WHAT IS EXPECTED: How many lines in this data contain the string "network"? Reply with the number only.

BEGIN RECORDS PROVIDED

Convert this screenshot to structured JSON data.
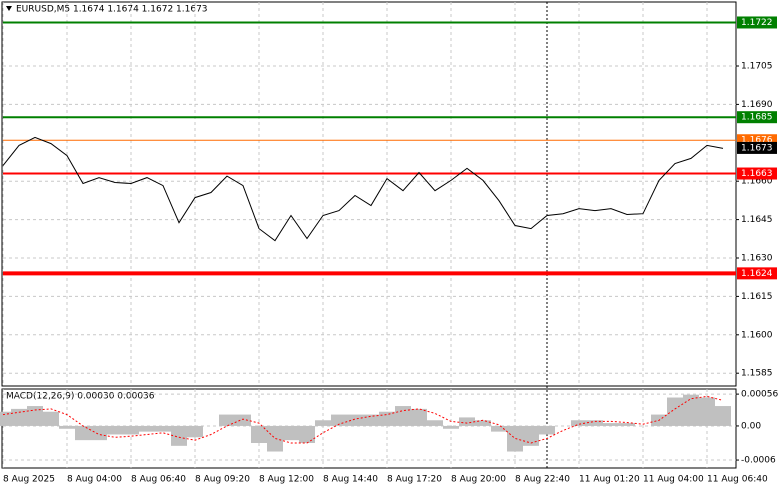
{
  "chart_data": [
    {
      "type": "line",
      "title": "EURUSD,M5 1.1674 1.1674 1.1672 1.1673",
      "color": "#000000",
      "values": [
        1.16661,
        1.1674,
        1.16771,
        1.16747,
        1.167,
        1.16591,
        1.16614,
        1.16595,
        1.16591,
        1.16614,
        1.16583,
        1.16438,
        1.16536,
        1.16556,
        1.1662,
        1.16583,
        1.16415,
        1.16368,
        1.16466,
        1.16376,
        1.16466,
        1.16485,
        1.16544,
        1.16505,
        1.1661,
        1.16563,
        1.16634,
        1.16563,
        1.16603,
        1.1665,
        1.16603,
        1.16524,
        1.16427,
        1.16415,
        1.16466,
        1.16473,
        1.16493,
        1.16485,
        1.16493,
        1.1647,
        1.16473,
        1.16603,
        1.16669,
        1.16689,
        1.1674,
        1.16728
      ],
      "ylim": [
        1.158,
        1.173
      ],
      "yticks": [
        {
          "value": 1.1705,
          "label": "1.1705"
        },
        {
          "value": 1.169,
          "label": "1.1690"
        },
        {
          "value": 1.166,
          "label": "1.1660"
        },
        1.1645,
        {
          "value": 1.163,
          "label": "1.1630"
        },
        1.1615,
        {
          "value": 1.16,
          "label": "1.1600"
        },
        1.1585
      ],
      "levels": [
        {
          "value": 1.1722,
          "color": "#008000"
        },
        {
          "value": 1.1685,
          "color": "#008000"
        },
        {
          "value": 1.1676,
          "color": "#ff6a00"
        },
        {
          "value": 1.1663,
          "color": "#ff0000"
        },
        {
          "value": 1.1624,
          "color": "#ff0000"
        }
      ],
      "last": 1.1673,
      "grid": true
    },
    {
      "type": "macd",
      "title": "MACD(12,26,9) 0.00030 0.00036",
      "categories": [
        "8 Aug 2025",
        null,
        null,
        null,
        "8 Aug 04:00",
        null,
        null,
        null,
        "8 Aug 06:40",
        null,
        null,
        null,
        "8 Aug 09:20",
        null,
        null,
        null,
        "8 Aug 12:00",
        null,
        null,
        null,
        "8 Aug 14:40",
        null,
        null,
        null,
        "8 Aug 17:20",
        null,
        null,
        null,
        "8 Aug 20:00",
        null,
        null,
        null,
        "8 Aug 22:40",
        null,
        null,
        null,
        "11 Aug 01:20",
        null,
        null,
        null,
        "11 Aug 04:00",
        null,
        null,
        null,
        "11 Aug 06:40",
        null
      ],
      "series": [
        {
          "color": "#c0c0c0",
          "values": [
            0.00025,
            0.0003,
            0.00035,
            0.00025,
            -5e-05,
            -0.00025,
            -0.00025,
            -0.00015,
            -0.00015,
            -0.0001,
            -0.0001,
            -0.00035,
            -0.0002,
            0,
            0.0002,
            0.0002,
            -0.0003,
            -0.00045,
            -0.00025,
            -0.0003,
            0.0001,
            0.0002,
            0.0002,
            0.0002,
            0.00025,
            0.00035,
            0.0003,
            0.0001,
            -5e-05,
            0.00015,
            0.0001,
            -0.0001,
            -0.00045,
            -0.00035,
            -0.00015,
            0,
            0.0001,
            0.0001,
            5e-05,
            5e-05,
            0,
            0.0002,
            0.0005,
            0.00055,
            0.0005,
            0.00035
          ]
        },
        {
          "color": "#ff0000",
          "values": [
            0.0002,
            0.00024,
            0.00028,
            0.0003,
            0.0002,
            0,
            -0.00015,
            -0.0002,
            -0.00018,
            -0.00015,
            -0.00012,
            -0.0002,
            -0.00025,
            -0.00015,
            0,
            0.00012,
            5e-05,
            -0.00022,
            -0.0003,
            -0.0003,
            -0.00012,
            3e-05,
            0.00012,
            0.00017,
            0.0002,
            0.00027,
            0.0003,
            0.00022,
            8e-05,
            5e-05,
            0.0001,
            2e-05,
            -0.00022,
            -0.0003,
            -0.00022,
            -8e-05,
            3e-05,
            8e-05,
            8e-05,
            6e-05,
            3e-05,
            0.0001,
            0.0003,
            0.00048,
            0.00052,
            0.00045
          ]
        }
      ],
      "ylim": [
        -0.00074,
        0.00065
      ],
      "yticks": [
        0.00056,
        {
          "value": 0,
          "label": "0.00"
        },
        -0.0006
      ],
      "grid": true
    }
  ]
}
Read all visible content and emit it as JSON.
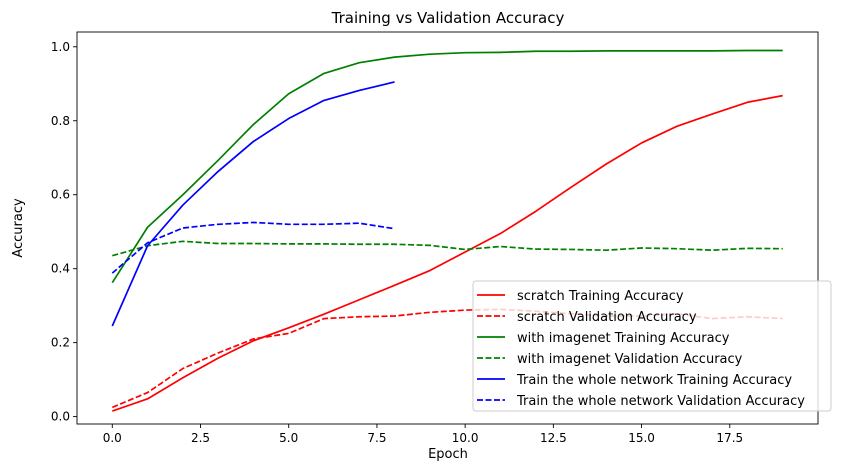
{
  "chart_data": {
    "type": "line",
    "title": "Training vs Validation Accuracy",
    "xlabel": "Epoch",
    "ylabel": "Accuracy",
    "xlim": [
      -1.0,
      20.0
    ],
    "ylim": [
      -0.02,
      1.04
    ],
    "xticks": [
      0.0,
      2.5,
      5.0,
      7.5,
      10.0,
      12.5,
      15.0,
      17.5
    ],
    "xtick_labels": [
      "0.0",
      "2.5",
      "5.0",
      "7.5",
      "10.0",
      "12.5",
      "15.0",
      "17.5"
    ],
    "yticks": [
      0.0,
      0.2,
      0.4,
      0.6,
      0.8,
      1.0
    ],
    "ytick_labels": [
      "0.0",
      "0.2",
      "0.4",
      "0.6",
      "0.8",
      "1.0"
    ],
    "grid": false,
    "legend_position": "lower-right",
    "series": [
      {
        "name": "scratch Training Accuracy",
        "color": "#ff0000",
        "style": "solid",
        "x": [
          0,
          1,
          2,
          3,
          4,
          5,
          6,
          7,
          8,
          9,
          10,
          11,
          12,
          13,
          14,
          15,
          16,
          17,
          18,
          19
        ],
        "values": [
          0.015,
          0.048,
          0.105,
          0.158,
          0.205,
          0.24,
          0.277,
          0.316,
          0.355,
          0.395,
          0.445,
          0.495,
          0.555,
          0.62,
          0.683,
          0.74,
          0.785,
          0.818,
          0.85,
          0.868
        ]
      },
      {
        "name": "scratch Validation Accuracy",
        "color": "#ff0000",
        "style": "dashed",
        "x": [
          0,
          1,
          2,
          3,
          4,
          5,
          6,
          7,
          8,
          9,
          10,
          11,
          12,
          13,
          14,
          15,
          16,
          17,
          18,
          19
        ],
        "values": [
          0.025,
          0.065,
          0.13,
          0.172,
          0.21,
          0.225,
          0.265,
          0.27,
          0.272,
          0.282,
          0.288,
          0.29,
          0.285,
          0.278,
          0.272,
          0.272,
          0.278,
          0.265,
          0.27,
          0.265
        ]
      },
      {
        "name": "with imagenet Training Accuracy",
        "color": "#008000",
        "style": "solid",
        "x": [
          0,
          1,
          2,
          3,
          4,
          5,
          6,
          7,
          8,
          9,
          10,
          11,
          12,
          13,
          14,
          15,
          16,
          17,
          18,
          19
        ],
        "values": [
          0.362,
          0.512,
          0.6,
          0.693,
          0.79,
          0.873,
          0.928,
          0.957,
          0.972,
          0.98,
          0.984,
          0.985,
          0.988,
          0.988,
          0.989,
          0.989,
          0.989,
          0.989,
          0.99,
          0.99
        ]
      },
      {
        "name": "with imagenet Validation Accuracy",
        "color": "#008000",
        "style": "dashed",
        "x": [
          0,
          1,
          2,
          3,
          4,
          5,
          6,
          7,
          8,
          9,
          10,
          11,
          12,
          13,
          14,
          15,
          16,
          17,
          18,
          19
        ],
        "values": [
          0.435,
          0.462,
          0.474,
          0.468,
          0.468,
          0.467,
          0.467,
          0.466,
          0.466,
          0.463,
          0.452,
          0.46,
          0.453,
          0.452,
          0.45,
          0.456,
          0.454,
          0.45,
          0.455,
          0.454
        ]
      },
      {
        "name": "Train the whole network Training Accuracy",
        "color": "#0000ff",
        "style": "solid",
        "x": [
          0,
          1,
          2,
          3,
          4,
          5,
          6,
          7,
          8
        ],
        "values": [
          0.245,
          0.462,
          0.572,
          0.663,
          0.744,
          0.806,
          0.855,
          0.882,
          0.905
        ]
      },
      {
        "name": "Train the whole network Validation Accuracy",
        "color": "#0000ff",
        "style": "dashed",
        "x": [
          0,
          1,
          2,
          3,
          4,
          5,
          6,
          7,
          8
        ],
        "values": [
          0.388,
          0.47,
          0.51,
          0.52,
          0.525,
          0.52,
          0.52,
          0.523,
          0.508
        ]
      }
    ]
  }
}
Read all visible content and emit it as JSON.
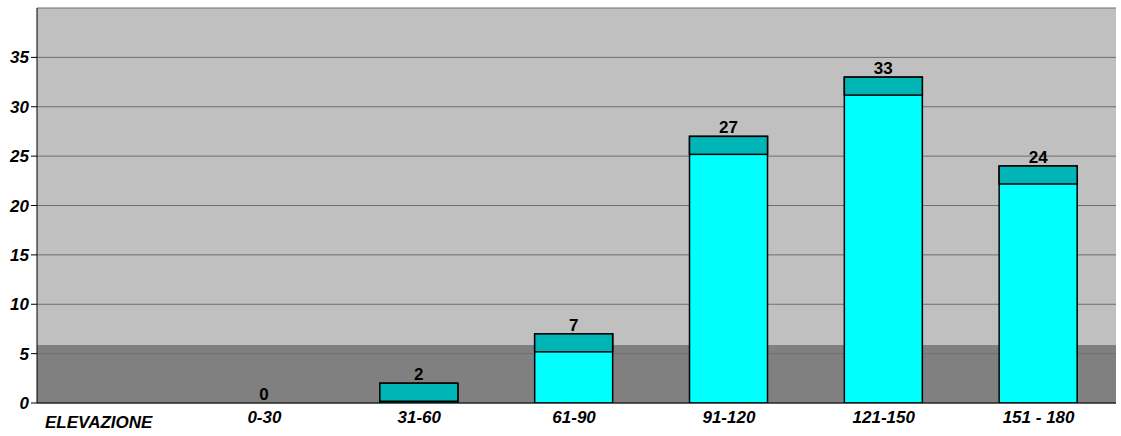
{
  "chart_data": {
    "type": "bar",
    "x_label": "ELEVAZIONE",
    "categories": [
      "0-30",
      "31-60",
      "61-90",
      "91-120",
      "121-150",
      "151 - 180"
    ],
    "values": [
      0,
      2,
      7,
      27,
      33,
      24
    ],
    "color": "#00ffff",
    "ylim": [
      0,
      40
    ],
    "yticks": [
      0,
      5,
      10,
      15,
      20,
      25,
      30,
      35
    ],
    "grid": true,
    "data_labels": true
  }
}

END RECORDS PROVIDED

TASK RESULT: 2